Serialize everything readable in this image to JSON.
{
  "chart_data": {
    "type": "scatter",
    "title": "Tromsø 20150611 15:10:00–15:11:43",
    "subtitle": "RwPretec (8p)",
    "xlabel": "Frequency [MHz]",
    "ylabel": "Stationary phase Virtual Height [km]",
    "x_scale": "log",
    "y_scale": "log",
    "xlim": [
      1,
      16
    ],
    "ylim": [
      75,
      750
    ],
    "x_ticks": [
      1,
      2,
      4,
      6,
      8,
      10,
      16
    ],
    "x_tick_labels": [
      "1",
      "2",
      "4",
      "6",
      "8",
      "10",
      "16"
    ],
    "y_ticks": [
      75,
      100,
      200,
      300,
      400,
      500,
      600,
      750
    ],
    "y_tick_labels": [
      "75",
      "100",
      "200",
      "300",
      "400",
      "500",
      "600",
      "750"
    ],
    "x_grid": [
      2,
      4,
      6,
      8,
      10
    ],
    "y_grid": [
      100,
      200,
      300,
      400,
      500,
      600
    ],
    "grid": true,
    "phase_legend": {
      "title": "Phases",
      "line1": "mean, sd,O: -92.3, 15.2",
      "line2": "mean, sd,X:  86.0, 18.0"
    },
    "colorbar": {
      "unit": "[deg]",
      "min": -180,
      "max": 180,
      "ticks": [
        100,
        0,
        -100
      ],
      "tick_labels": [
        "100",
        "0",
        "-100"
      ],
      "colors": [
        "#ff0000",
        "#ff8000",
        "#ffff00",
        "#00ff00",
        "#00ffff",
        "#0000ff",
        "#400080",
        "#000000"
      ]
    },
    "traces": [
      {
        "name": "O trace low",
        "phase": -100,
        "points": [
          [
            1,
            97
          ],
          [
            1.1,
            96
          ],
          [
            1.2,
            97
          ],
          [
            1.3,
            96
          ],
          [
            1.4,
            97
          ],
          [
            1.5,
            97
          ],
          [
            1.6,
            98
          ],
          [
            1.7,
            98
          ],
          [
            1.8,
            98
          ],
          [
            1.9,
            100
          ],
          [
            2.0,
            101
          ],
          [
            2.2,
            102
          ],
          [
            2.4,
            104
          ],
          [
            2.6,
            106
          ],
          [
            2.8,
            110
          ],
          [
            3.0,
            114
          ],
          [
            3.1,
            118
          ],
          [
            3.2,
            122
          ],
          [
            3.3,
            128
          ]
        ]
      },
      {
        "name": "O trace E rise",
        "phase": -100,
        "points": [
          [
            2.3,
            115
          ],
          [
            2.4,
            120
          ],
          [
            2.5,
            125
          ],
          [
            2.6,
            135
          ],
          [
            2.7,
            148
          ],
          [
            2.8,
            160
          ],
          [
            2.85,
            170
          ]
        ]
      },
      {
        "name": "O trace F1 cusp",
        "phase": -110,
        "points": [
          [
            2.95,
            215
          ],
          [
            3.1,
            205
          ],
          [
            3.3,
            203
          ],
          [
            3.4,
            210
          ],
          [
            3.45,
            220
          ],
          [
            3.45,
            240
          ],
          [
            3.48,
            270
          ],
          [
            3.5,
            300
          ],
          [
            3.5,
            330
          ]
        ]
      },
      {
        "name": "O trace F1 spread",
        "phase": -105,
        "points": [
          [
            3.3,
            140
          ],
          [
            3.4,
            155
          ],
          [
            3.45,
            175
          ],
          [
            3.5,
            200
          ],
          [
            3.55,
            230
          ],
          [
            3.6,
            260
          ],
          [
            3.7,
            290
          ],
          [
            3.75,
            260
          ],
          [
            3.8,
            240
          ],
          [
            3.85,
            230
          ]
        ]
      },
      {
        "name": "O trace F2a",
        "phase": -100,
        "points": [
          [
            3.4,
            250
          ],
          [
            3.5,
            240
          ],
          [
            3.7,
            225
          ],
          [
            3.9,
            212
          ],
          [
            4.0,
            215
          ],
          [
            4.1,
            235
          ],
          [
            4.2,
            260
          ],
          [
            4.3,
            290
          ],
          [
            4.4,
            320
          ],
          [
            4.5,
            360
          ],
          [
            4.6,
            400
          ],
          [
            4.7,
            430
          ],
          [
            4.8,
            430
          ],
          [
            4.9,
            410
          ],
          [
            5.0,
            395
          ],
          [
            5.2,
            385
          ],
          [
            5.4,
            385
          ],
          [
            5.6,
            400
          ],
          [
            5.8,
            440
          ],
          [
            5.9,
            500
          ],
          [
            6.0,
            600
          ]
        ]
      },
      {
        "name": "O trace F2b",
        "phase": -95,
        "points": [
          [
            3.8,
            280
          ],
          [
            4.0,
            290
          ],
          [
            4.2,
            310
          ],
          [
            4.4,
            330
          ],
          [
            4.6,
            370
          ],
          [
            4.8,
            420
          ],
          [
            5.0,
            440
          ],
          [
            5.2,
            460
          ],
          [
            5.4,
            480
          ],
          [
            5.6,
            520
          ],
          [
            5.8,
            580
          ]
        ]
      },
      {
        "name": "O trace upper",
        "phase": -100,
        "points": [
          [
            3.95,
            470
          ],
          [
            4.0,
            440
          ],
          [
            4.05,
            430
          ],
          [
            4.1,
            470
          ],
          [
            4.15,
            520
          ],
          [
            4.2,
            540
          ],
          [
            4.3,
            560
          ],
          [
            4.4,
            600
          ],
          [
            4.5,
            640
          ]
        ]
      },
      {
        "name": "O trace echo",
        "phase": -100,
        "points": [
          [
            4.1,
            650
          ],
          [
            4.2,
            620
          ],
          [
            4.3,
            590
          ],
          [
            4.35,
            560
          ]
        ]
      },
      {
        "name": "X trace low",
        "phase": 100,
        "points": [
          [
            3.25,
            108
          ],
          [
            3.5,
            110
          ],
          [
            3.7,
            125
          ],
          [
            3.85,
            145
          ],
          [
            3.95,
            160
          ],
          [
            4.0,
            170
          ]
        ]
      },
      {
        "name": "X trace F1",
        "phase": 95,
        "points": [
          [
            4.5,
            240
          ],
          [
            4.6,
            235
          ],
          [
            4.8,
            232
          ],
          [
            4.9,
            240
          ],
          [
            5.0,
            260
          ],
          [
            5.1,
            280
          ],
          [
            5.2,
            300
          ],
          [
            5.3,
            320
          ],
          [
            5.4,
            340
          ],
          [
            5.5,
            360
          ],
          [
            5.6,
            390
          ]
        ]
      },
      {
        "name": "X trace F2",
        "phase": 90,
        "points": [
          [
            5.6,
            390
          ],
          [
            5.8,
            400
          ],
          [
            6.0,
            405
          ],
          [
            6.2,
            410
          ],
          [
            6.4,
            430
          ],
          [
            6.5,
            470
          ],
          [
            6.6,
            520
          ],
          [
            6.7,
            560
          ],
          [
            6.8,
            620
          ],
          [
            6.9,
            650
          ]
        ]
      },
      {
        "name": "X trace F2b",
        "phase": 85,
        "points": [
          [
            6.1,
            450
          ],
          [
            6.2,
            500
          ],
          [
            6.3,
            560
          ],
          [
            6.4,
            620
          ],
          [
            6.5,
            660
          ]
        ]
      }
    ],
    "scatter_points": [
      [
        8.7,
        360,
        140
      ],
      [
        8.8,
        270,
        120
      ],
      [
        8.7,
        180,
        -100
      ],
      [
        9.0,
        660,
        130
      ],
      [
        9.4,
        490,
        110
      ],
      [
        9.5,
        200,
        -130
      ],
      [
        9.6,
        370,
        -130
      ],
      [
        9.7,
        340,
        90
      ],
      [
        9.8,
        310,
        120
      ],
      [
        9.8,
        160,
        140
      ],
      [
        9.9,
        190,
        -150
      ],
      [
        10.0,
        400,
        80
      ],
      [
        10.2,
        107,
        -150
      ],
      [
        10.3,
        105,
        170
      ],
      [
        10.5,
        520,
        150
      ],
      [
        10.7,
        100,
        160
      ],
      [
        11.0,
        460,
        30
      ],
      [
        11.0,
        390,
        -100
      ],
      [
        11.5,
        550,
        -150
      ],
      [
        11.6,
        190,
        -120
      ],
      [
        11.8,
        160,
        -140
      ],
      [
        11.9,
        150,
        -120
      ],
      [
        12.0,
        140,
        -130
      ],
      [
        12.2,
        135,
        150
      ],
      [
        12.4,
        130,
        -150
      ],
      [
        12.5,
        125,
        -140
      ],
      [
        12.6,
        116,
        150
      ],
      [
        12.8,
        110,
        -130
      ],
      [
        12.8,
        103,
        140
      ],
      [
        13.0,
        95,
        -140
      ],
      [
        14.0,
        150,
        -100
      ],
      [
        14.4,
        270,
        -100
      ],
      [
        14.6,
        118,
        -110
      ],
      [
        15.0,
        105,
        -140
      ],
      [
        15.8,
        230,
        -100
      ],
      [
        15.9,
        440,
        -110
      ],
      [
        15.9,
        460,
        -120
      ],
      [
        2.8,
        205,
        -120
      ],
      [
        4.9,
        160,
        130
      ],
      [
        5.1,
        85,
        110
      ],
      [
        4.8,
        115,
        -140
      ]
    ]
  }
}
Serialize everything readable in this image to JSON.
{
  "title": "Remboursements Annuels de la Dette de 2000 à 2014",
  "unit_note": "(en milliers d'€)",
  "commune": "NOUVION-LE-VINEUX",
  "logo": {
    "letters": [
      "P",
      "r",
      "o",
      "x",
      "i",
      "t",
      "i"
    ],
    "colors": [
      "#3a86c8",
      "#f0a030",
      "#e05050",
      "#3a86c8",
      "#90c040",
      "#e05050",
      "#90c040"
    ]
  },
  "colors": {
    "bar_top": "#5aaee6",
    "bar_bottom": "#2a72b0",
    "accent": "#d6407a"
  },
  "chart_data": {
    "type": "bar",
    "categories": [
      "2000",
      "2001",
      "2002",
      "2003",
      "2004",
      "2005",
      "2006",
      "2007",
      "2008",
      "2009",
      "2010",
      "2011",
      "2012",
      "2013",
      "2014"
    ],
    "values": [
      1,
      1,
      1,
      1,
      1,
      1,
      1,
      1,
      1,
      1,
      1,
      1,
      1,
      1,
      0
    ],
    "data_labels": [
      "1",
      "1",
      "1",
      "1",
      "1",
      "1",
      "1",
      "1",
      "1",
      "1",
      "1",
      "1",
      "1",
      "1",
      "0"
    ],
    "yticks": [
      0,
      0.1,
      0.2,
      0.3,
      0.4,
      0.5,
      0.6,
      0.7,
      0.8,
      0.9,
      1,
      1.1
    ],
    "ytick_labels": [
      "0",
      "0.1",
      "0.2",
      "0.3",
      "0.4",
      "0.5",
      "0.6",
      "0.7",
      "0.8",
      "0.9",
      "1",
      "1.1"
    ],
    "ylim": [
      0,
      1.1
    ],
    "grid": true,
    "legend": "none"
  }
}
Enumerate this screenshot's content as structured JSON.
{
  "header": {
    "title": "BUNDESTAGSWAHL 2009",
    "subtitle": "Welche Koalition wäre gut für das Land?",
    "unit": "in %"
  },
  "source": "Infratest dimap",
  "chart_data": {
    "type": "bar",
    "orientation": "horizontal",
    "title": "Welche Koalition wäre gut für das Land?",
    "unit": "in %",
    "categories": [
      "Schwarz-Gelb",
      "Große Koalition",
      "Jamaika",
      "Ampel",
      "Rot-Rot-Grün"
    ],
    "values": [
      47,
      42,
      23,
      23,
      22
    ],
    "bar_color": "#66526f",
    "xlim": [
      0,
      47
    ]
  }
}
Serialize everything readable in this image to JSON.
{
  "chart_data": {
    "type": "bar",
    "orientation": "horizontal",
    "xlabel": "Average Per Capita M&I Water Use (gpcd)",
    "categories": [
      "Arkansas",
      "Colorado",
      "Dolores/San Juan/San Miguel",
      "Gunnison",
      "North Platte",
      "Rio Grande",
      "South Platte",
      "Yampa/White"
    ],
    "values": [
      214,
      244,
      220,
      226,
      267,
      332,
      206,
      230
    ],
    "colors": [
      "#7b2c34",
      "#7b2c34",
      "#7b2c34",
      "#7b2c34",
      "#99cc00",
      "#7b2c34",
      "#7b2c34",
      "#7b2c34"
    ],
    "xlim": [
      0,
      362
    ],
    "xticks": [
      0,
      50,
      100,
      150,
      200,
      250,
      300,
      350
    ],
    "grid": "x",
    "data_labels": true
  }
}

Exercise description.
Filter the records above and return every line that holds the word "name".

Task result.
        "name": "O trace low",
        "name": "O trace E rise",
        "name": "O trace F1 cusp",
        "name": "O trace F1 spread",
        "name": "O trace F2a",
        "name": "O trace F2b",
        "name": "O trace upper",
        "name": "O trace echo",
        "name": "X trace low",
        "name": "X trace F1",
        "name": "X trace F2",
        "name": "X trace F2b",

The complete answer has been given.